[Dataset records]
────────────────────

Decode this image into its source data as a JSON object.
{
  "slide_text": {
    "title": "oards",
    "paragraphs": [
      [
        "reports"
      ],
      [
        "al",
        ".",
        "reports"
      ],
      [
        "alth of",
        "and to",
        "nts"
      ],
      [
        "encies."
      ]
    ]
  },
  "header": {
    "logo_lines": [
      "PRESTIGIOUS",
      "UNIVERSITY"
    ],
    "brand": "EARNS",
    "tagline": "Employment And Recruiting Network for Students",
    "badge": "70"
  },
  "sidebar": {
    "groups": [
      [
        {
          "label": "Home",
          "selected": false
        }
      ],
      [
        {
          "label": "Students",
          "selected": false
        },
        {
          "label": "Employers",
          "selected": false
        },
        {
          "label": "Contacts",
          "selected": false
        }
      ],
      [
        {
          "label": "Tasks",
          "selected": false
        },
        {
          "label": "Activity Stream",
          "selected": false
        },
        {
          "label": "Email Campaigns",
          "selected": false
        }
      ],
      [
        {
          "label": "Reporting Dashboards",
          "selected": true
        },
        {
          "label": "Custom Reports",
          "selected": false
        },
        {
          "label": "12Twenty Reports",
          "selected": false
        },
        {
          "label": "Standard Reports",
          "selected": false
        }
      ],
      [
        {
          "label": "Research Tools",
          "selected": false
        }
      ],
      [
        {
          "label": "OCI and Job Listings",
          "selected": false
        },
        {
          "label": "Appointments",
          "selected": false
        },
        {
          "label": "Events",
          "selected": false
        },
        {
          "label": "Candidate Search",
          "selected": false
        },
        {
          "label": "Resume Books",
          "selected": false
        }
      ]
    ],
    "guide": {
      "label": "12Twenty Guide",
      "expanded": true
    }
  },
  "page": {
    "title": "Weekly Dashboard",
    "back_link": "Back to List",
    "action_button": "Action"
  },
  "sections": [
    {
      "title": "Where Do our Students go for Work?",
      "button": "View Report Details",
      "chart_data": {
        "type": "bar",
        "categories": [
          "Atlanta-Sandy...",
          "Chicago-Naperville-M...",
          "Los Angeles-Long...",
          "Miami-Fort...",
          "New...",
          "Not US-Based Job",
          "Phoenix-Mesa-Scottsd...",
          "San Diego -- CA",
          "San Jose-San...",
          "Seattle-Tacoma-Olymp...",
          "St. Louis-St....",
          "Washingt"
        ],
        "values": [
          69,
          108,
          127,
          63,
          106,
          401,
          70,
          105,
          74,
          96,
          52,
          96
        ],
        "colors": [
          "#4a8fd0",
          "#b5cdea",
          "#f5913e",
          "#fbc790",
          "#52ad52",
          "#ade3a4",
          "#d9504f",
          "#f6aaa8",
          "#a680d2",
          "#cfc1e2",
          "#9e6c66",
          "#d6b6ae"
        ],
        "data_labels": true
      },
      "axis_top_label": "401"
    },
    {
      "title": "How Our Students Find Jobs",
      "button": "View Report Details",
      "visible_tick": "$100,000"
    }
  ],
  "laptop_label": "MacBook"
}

────────────────────

_AIM_
Which lines include the word "Students"? Copy every one of them.

_COMPLETED EXERCISE_
    "tagline": "Employment And Recruiting Network for Students",
          "label": "Students",
      "title": "Where Do our Students go for Work?",
      "title": "How Our Students Find Jobs",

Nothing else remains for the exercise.